*EXERCISE*
Locate the string "title" in the records below. Copy every line where it occurs.

— START OF RECORDS FOR PROCESSING —

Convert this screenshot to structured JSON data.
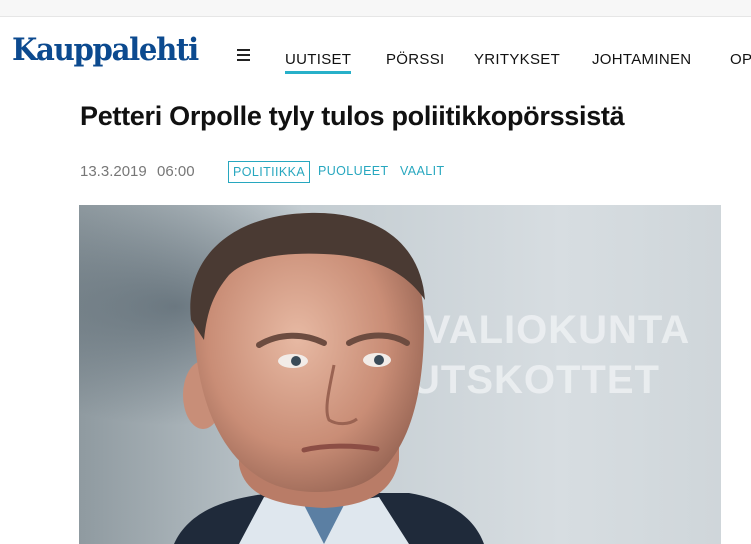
{
  "site": {
    "logo_text": "Kauppalehti",
    "brand_color": "#0c4a8f",
    "accent_color": "#27b0c9"
  },
  "nav": {
    "menu_icon": "hamburger-menu-icon",
    "items": [
      {
        "label": "UUTISET",
        "active": true
      },
      {
        "label": "PÖRSSI",
        "active": false
      },
      {
        "label": "YRITYKSET",
        "active": false
      },
      {
        "label": "JOHTAMINEN",
        "active": false
      },
      {
        "label": "OP",
        "active": false
      }
    ]
  },
  "article": {
    "title": "Petteri Orpolle tyly tulos poliitikkopörssistä",
    "date": "13.3.2019",
    "time": "06:00",
    "tags": [
      {
        "label": "POLITIIKKA",
        "boxed": true
      },
      {
        "label": "PUOLUEET",
        "boxed": false
      },
      {
        "label": "VAALIT",
        "boxed": false
      }
    ],
    "image": {
      "background_sign_line1": "VALIOKUNTA",
      "background_sign_line2": "UTSKOTTET"
    }
  }
}
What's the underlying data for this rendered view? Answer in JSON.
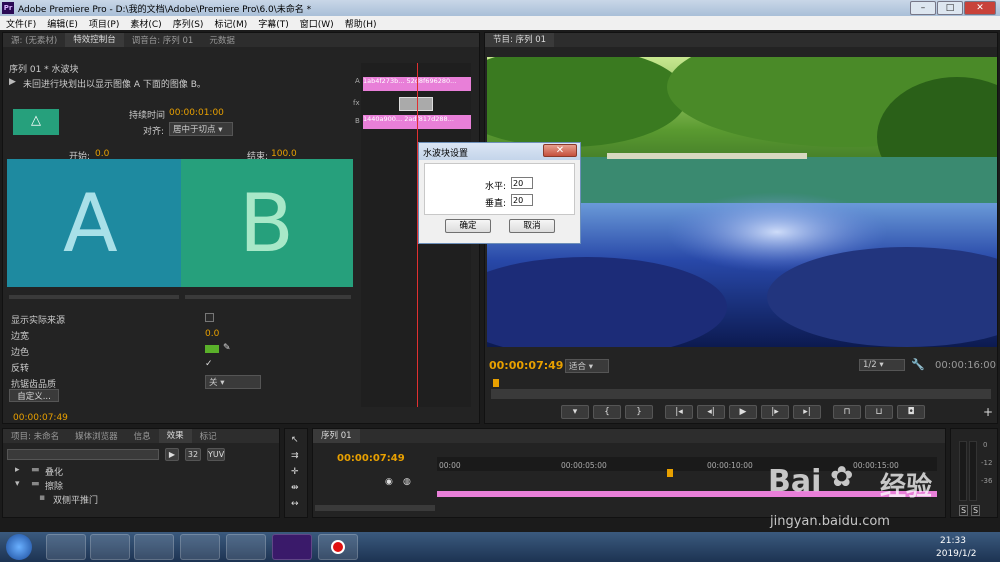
{
  "window": {
    "title": "Adobe Premiere Pro - D:\\我的文档\\Adobe\\Premiere Pro\\6.0\\未命名 *",
    "logo": "Pr"
  },
  "menu": [
    "文件(F)",
    "编辑(E)",
    "项目(P)",
    "素材(C)",
    "序列(S)",
    "标记(M)",
    "字幕(T)",
    "窗口(W)",
    "帮助(H)"
  ],
  "top_left_tabs": [
    "源: (无素材)",
    "特效控制台",
    "调音台: 序列 01",
    "元数据"
  ],
  "effect_controls": {
    "header": "序列 01 * 水波块",
    "desc": "未回进行块划出以显示图像 A 下面的图像 B。",
    "duration_label": "持续时间",
    "duration_value": "00:00:01:00",
    "align_label": "对齐:",
    "align_value": "居中于切点",
    "start_label": "开始:",
    "start_value": "0.0",
    "end_label": "结束:",
    "end_value": "100.0",
    "preview_a": "A",
    "preview_b": "B",
    "props": [
      {
        "label": "显示实际来源"
      },
      {
        "label": "边宽",
        "value": "0.0"
      },
      {
        "label": "边色"
      },
      {
        "label": "反转"
      },
      {
        "label": "抗锯齿品质",
        "value": "关"
      }
    ],
    "custom_button": "自定义...",
    "timecode": "00:00:07:49",
    "clip_a": "1ab4f273b...",
    "clip_a2": "52d8f696280...",
    "clip_b": "1440a900...",
    "clip_b2": "2adf817d288...",
    "track_a": "A",
    "track_b": "B",
    "fx": "fx"
  },
  "dialog": {
    "title": "水波块设置",
    "close": "✕",
    "horizontal_label": "水平:",
    "horizontal_value": "20",
    "vertical_label": "垂直:",
    "vertical_value": "20",
    "ok": "确定",
    "cancel": "取消"
  },
  "program": {
    "tab": "节目: 序列 01",
    "timecode": "00:00:07:49",
    "fit": "适合",
    "quality": "1/2",
    "duration": "00:00:16:00"
  },
  "project_tabs": [
    "项目: 未命名",
    "媒体浏览器",
    "信息",
    "效果",
    "标记"
  ],
  "effects_list": [
    "叠化",
    "擦除",
    "双侧平推门"
  ],
  "effects_icons": [
    "32",
    "YUV"
  ],
  "timeline": {
    "tab": "序列 01",
    "timecode": "00:00:07:49",
    "ticks": [
      "00:00",
      "00:00:05:00",
      "00:00:10:00",
      "00:00:15:00"
    ]
  },
  "meter": {
    "labels": [
      "0",
      "-12",
      "-36"
    ],
    "solo": [
      "S",
      "S"
    ]
  },
  "tray": {
    "time": "21:33",
    "date": "2019/1/2"
  },
  "watermark": {
    "brand": "Bai",
    "brand2": "经验",
    "url": "jingyan.baidu.com"
  },
  "colors": {
    "accent": "#e8a000",
    "teal_a": "#1e8aa0",
    "teal_b": "#26a07c",
    "pink_clip": "#e87fd8"
  }
}
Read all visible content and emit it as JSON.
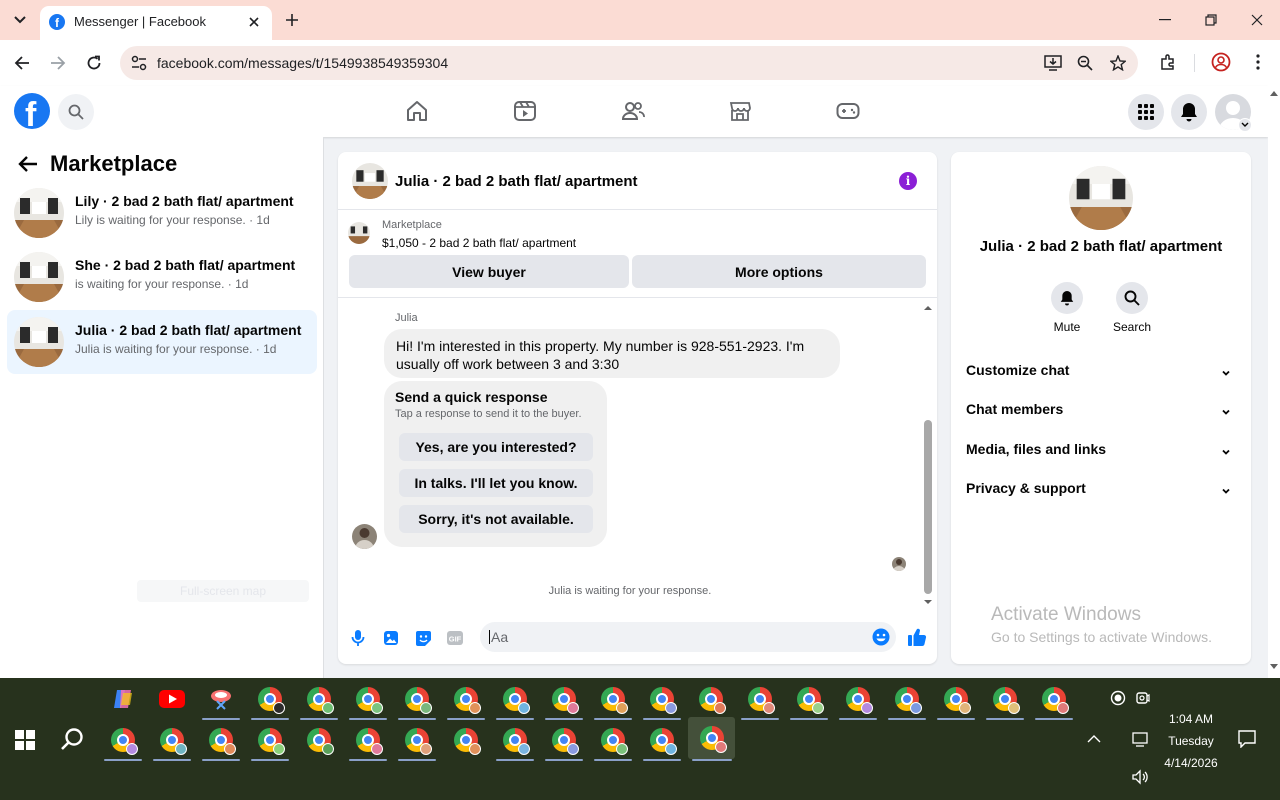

— END OF RECORDS FOR PROCESSING —

*SOLUTION BELOW*
    "title": "Petteri Orpolle tyly tulos poliitikkopörssistä",
    "title": "Adobe Premiere Pro - D:\\我的文档\\Adobe\\Premiere Pro\\6.0\\未命名 *",
    "title": "水波块设置",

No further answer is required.